- **EXCERPT TO READ**:
__________________________________________________

Regarding the Background:
The first two bullets are fine. The "copy paste" metaphor is interesting.
Bullet 3: I'm not quite sure what you're getting at with this excerpt
Any number of different matrices could represent the same vector, for instance the same 1 by 3 column vector could be represented as a 2 by 2 matrix with one slot being 0 and the elements switched around. However, you usually choose the representation that makes computations appear as they would for basic linear algebra with geometric vectors.
but of course the gist, i.e. that row/column vectors and matrices can be used to flexibly represent vector spaces, is correct.
Bullet 4: Really not sure what you're trying to get here. I'm not sure how to interpret the sentence "multiplication of b by a can loosely be interpreted as a as a function of b".
Bullet 5: Not sure what this is supposed to say. I think you're just explaining the notation $f:X \to Y$, but your wording and choices of notation are awkward.

__________________________________________________

- **PROVIDED DATA**:
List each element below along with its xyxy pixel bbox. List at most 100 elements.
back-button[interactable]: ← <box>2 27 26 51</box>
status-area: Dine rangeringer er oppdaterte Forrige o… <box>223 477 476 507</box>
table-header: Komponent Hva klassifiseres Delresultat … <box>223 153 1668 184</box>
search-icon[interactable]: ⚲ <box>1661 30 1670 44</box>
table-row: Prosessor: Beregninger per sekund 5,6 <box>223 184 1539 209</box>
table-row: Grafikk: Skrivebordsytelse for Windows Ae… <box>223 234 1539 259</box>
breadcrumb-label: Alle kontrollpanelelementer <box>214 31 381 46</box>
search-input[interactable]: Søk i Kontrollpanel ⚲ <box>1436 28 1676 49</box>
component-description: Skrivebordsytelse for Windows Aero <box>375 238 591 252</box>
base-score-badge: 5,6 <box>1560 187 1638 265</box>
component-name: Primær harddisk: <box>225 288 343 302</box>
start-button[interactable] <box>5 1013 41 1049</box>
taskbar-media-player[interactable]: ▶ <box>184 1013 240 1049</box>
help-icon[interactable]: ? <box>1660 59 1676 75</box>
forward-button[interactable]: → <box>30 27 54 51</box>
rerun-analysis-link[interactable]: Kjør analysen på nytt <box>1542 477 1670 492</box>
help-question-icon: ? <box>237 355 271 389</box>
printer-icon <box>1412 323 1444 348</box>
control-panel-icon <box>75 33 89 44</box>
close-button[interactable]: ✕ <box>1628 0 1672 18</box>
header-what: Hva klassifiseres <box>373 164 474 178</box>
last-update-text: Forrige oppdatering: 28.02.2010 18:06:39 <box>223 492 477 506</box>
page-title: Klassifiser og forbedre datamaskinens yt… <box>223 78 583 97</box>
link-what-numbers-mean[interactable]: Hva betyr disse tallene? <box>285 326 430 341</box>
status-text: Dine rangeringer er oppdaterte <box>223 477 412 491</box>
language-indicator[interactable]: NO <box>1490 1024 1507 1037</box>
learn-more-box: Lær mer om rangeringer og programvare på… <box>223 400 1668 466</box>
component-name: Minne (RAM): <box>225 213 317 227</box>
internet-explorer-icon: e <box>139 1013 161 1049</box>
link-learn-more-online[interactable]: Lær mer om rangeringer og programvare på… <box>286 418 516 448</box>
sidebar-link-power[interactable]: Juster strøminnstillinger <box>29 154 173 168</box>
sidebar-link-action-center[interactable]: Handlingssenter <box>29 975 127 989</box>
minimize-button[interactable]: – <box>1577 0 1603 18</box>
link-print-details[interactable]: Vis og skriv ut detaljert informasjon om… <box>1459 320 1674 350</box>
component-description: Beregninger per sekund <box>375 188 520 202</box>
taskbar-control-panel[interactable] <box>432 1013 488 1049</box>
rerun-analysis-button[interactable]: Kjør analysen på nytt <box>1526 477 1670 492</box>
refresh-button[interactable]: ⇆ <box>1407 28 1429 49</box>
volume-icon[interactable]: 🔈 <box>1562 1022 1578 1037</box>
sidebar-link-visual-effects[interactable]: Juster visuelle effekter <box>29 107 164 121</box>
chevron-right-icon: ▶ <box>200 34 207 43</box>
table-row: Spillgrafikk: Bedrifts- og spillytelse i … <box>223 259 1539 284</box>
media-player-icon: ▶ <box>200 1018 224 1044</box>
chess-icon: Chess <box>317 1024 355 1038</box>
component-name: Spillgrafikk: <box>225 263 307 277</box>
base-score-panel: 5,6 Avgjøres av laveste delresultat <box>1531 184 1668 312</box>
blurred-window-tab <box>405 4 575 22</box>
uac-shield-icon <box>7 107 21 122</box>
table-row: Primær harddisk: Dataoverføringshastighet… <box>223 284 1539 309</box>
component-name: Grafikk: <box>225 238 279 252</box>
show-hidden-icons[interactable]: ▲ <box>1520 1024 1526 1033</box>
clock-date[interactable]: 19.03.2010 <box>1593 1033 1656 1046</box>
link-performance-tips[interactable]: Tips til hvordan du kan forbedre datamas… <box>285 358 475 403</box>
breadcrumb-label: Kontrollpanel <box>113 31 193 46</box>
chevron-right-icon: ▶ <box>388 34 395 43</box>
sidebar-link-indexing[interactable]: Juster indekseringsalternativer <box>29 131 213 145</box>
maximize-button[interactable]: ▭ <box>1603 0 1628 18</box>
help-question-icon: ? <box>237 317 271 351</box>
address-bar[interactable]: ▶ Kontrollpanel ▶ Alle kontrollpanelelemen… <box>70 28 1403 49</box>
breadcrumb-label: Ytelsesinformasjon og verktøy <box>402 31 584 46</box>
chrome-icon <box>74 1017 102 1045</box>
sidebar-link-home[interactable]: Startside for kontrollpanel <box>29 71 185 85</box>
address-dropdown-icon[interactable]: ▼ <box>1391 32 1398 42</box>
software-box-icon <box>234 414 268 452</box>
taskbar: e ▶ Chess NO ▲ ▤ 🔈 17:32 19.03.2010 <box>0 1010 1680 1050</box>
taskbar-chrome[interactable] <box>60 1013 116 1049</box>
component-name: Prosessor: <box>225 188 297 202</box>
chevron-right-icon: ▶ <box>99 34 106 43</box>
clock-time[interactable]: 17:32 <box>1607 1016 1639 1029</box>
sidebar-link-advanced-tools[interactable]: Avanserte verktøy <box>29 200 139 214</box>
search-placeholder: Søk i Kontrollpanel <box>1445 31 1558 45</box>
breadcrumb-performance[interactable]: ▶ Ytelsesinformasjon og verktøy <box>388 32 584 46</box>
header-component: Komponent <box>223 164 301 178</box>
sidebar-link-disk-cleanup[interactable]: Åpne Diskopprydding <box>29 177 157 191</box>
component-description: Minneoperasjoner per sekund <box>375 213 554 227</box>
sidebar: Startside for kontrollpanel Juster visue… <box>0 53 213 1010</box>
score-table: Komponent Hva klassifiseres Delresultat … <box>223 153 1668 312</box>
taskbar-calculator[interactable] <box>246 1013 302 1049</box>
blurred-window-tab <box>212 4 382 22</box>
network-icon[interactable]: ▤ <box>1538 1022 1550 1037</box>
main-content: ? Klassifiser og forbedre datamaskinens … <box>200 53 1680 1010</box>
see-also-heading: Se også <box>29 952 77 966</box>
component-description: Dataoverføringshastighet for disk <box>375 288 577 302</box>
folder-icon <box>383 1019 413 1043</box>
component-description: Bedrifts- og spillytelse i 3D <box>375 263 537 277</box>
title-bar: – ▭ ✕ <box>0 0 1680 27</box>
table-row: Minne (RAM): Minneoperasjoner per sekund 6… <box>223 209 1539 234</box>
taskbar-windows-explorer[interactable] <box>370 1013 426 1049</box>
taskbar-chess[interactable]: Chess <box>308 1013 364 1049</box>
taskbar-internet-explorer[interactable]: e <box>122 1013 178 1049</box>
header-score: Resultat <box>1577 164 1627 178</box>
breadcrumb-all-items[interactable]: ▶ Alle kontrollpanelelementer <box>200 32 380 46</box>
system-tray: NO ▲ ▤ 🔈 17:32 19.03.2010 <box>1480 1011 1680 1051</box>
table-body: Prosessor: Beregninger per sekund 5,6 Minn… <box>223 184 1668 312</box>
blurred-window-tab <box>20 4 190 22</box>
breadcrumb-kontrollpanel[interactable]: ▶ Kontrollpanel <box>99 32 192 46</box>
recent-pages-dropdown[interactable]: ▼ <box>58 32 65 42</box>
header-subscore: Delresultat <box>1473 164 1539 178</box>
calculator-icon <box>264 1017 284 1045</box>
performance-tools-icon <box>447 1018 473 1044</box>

__________________________________________________

- **TASK SET**:
1) In the linear algebra feedback, condense the paragraph that begins "Bullet 5: Not sure what this is supposed to say" into one shorter sentence.
2) Please update the listing, starting at its first line and ending at the line with "close-button[interactable]: ✕ <box>1628", by changing every "interactable" to "clickable". Give only those lines.
The forum comment and the listing are unrelated material.

- **ANSWERS FOR THE TASKS**:
1) Bullet 5 is unclear; it seems to merely explain the notation $f:X \to Y$, but its wording and choice of notation are awkward.

2)
List each element below along with its xyxy pixel bbox. List at most 100 elements.
back-button[clickable]: ← <box>2 27 26 51</box>
status-area: Dine rangeringer er oppdaterte Forrige o… <box>223 477 476 507</box>
table-header: Komponent Hva klassifiseres Delresultat … <box>223 153 1668 184</box>
search-icon[clickable]: ⚲ <box>1661 30 1670 44</box>
table-row: Prosessor: Beregninger per sekund 5,6 <box>223 184 1539 209</box>
table-row: Grafikk: Skrivebordsytelse for Windows Ae… <box>223 234 1539 259</box>
breadcrumb-label: Alle kontrollpanelelementer <box>214 31 381 46</box>
search-input[clickable]: Søk i Kontrollpanel ⚲ <box>1436 28 1676 49</box>
component-description: Skrivebordsytelse for Windows Aero <box>375 238 591 252</box>
base-score-badge: 5,6 <box>1560 187 1638 265</box>
component-name: Primær harddisk: <box>225 288 343 302</box>
start-button[clickable] <box>5 1013 41 1049</box>
taskbar-media-player[clickable]: ▶ <box>184 1013 240 1049</box>
help-icon[clickable]: ? <box>1660 59 1676 75</box>
forward-button[clickable]: → <box>30 27 54 51</box>
rerun-analysis-link[clickable]: Kjør analysen på nytt <box>1542 477 1670 492</box>
help-question-icon: ? <box>237 355 271 389</box>
printer-icon <box>1412 323 1444 348</box>
control-panel-icon <box>75 33 89 44</box>
close-button[clickable]: ✕ <box>1628 0 1672 18</box>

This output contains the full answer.